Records
•••••

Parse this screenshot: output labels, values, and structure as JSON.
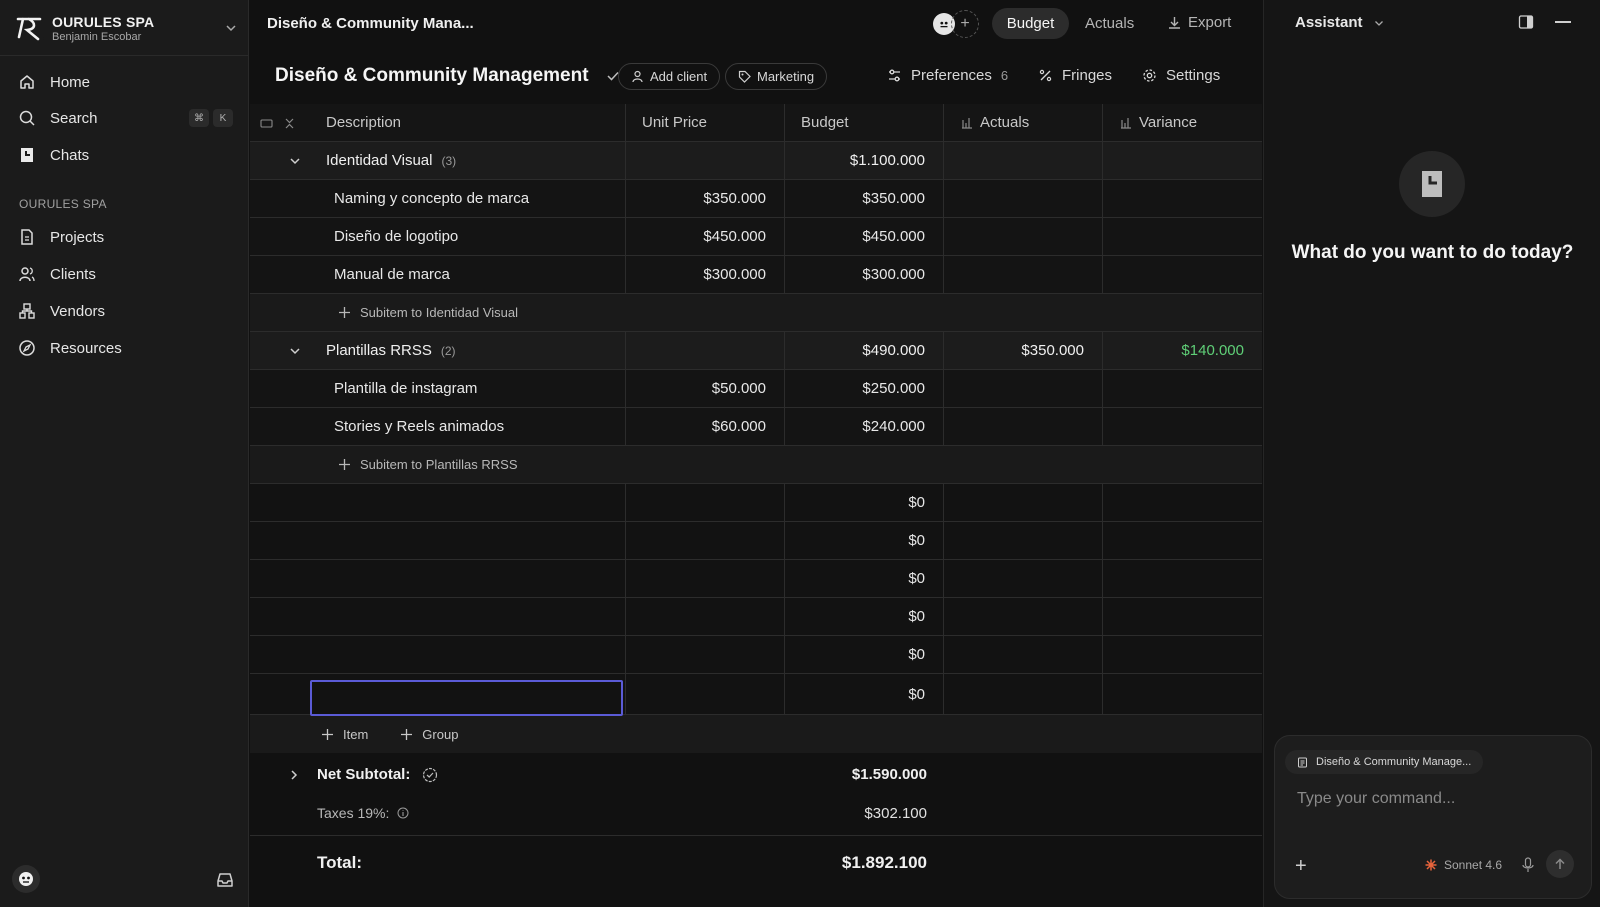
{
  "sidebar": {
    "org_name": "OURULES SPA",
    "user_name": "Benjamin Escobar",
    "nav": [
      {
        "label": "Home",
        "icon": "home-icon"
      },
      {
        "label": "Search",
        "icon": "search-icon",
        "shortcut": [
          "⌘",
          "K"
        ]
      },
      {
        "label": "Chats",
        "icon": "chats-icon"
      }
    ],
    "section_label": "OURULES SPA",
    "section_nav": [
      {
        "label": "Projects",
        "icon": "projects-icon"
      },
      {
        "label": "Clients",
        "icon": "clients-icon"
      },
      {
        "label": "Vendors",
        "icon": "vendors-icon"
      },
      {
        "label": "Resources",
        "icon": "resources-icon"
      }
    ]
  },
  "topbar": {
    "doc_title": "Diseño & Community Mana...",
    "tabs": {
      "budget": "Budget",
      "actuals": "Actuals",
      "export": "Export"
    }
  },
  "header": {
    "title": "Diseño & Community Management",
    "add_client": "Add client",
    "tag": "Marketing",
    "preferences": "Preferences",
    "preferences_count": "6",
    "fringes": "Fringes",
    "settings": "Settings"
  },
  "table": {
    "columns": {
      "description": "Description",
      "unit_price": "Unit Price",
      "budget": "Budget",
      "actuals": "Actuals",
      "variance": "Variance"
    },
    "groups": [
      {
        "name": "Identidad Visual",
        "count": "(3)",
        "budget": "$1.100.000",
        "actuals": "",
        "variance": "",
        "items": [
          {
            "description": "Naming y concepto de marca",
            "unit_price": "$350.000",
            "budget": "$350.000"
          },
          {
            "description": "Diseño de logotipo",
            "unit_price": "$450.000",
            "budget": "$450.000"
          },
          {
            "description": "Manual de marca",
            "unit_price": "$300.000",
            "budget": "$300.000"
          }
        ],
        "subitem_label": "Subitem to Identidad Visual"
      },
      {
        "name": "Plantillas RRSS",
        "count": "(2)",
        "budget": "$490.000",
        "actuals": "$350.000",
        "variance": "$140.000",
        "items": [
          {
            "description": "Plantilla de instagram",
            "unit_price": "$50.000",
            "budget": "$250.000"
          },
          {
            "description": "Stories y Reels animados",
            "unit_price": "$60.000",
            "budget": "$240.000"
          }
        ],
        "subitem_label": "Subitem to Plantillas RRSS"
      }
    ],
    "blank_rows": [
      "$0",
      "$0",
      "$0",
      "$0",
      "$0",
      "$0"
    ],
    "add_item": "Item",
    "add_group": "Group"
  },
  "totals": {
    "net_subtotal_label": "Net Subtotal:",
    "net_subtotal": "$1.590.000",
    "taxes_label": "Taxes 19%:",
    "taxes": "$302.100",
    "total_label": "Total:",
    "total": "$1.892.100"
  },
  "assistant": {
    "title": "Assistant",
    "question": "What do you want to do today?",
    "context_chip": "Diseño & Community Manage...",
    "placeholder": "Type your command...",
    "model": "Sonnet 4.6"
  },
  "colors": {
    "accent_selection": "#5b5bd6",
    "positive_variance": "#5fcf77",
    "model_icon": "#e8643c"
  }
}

•••••

## WHAT YOU HAVE TO DO
The records above are to be reproduced exactly; the pictures are to be left out.

## PROBLEM SOLUTION
Parse this screenshot: output labels, values, and structure as JSON.
{
  "sidebar": {
    "org_name": "OURULES SPA",
    "user_name": "Benjamin Escobar",
    "nav": [
      {
        "label": "Home",
        "icon": "home-icon"
      },
      {
        "label": "Search",
        "icon": "search-icon",
        "shortcut": [
          "⌘",
          "K"
        ]
      },
      {
        "label": "Chats",
        "icon": "chats-icon"
      }
    ],
    "section_label": "OURULES SPA",
    "section_nav": [
      {
        "label": "Projects",
        "icon": "projects-icon"
      },
      {
        "label": "Clients",
        "icon": "clients-icon"
      },
      {
        "label": "Vendors",
        "icon": "vendors-icon"
      },
      {
        "label": "Resources",
        "icon": "resources-icon"
      }
    ]
  },
  "topbar": {
    "doc_title": "Diseño & Community Mana...",
    "tabs": {
      "budget": "Budget",
      "actuals": "Actuals",
      "export": "Export"
    }
  },
  "header": {
    "title": "Diseño & Community Management",
    "add_client": "Add client",
    "tag": "Marketing",
    "preferences": "Preferences",
    "preferences_count": "6",
    "fringes": "Fringes",
    "settings": "Settings"
  },
  "table": {
    "columns": {
      "description": "Description",
      "unit_price": "Unit Price",
      "budget": "Budget",
      "actuals": "Actuals",
      "variance": "Variance"
    },
    "groups": [
      {
        "name": "Identidad Visual",
        "count": "(3)",
        "budget": "$1.100.000",
        "actuals": "",
        "variance": "",
        "items": [
          {
            "description": "Naming y concepto de marca",
            "unit_price": "$350.000",
            "budget": "$350.000"
          },
          {
            "description": "Diseño de logotipo",
            "unit_price": "$450.000",
            "budget": "$450.000"
          },
          {
            "description": "Manual de marca",
            "unit_price": "$300.000",
            "budget": "$300.000"
          }
        ],
        "subitem_label": "Subitem to Identidad Visual"
      },
      {
        "name": "Plantillas RRSS",
        "count": "(2)",
        "budget": "$490.000",
        "actuals": "$350.000",
        "variance": "$140.000",
        "items": [
          {
            "description": "Plantilla de instagram",
            "unit_price": "$50.000",
            "budget": "$250.000"
          },
          {
            "description": "Stories y Reels animados",
            "unit_price": "$60.000",
            "budget": "$240.000"
          }
        ],
        "subitem_label": "Subitem to Plantillas RRSS"
      }
    ],
    "blank_rows": [
      "$0",
      "$0",
      "$0",
      "$0",
      "$0",
      "$0"
    ],
    "add_item": "Item",
    "add_group": "Group"
  },
  "totals": {
    "net_subtotal_label": "Net Subtotal:",
    "net_subtotal": "$1.590.000",
    "taxes_label": "Taxes 19%:",
    "taxes": "$302.100",
    "total_label": "Total:",
    "total": "$1.892.100"
  },
  "assistant": {
    "title": "Assistant",
    "question": "What do you want to do today?",
    "context_chip": "Diseño & Community Manage...",
    "placeholder": "Type your command...",
    "model": "Sonnet 4.6"
  },
  "colors": {
    "accent_selection": "#5b5bd6",
    "positive_variance": "#5fcf77",
    "model_icon": "#e8643c"
  }
}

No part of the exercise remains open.